WRITTEN PROBLEM ▸ Pick out every line in the listing below that contains the string "step", matching case exactly, and copy each such line in full.
==== RECORDS TO PROCESS
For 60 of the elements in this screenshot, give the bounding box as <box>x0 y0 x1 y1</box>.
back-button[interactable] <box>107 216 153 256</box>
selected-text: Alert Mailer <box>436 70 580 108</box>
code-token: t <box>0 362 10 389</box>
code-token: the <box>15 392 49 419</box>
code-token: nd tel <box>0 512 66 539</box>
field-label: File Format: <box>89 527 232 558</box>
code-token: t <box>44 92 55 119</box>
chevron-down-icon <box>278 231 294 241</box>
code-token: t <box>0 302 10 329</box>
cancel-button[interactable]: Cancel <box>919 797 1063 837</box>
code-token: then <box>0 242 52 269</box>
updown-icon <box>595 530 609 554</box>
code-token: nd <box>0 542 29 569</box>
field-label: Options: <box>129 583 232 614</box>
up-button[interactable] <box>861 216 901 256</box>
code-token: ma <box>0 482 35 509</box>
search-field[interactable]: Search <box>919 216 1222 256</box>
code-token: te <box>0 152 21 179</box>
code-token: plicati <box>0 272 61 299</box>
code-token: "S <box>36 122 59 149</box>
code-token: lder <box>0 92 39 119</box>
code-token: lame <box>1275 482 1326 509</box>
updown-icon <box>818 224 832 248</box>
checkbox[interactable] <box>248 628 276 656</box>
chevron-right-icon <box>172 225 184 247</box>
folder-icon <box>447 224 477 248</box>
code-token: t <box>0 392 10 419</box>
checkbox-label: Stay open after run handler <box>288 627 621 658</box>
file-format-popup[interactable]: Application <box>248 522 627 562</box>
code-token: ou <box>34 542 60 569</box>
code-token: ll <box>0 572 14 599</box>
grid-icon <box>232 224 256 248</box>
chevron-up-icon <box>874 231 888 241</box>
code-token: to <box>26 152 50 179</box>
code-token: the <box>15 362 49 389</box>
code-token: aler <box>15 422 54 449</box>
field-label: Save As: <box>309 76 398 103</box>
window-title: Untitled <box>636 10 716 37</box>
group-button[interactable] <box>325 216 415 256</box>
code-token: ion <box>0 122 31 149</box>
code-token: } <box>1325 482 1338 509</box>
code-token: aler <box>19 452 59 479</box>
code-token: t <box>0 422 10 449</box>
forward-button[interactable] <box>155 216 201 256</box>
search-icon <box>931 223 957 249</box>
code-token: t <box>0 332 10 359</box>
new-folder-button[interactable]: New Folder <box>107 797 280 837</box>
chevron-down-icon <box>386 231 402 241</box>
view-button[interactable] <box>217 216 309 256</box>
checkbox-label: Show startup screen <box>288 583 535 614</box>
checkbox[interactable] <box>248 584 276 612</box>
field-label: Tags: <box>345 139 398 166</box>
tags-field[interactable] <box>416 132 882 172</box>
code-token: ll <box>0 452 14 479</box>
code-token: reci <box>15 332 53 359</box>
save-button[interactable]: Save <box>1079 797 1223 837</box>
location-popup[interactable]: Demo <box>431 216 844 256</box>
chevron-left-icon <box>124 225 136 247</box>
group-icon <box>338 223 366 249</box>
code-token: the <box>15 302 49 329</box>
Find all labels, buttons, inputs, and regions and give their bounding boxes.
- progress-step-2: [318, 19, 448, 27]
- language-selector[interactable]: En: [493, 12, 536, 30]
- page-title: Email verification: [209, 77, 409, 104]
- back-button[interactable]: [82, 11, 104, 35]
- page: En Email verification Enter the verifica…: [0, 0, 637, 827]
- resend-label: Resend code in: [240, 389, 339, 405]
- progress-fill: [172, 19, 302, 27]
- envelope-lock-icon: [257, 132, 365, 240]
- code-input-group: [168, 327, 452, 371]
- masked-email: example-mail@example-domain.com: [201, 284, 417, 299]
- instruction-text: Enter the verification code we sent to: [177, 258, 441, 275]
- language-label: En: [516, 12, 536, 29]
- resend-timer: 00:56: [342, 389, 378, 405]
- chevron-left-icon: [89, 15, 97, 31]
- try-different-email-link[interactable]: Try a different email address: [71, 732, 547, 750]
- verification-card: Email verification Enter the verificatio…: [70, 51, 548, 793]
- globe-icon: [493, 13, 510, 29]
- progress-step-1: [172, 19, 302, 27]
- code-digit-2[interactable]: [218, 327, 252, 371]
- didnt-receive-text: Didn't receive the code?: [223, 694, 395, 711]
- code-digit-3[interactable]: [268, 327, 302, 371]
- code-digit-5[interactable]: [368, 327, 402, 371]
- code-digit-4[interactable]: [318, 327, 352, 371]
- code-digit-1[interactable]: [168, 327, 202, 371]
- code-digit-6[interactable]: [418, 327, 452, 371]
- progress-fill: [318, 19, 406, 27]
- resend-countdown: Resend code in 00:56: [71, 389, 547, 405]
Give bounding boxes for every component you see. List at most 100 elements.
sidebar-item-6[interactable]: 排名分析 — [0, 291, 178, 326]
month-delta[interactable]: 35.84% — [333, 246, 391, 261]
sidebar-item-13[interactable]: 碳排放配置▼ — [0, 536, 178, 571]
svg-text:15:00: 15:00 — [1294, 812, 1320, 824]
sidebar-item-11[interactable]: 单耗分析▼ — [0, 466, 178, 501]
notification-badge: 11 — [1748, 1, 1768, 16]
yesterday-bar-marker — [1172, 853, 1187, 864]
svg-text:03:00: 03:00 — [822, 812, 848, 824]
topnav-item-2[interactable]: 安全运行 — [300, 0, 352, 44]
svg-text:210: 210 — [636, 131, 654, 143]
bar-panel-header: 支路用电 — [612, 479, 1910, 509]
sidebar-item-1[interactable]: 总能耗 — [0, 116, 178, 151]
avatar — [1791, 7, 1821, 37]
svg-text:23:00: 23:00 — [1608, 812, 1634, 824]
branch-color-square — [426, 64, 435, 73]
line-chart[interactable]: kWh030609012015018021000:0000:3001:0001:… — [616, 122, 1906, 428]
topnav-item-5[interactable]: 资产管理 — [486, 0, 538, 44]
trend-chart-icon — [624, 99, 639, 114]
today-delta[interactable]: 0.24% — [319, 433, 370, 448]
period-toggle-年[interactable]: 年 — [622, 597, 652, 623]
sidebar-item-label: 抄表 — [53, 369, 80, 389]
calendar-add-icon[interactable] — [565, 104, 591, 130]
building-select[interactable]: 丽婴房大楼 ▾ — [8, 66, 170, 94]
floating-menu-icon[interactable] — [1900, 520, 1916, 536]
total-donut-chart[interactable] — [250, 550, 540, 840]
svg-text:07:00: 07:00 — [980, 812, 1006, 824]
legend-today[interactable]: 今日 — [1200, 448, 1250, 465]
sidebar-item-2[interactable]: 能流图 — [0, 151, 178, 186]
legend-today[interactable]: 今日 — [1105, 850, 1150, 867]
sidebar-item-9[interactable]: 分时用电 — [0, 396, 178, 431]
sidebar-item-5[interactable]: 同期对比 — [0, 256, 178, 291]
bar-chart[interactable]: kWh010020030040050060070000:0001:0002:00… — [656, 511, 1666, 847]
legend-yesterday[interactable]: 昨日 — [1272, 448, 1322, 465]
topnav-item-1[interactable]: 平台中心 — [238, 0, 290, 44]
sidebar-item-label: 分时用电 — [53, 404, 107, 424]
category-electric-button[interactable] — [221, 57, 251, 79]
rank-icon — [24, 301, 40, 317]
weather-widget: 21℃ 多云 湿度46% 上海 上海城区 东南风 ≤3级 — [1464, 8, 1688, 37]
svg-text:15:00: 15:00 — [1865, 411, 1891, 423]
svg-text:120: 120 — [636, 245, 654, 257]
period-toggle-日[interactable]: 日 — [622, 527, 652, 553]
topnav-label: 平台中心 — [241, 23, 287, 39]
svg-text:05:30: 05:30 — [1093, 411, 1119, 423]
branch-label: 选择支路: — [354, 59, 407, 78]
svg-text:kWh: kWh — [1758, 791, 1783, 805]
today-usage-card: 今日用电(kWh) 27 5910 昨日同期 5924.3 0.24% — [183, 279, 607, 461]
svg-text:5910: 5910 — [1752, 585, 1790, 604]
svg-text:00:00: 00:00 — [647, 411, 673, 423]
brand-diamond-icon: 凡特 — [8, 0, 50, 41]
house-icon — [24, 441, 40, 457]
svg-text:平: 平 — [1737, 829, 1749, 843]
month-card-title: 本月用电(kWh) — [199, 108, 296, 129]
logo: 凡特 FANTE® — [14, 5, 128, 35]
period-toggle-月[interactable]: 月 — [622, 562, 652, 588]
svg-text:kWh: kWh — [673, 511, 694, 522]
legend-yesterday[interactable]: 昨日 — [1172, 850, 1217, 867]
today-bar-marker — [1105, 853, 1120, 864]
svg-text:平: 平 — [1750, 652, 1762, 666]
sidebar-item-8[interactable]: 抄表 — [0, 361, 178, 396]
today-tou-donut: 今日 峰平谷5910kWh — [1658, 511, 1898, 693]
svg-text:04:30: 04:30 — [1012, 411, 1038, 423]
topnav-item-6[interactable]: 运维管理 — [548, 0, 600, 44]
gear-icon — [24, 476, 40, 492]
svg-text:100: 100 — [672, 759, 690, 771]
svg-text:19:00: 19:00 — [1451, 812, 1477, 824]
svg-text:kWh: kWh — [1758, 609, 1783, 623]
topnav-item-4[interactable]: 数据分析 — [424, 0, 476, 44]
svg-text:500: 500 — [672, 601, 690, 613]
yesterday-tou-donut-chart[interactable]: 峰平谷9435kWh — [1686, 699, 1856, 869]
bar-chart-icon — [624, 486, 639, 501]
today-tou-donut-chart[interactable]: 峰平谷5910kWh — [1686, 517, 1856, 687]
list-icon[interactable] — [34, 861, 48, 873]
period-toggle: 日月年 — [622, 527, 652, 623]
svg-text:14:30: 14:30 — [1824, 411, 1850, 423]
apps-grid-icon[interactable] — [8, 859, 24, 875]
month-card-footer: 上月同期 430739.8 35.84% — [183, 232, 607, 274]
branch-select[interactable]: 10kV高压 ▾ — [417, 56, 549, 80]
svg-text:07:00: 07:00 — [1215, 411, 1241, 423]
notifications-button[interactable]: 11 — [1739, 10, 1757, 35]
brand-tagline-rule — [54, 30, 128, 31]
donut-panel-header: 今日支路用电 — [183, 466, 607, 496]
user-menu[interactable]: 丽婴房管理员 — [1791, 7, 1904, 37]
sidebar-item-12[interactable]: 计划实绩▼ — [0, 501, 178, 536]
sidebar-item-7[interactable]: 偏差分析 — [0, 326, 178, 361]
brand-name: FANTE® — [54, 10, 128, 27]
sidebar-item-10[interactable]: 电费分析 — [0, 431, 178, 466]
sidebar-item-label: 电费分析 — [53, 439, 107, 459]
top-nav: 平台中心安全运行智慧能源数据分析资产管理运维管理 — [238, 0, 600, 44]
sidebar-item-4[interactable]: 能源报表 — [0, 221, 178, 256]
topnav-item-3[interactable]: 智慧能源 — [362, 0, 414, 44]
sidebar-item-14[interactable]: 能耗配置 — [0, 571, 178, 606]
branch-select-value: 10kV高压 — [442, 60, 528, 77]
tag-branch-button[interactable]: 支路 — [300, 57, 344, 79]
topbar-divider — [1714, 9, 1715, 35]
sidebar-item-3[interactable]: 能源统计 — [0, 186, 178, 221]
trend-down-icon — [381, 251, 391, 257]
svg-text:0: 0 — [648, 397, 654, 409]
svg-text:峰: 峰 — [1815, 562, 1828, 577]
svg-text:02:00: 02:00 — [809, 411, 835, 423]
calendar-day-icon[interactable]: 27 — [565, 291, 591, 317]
========
RESPONSE BELOW ▸
- progress-step-2: [318, 19, 448, 27]
- progress-step-1: [172, 19, 302, 27]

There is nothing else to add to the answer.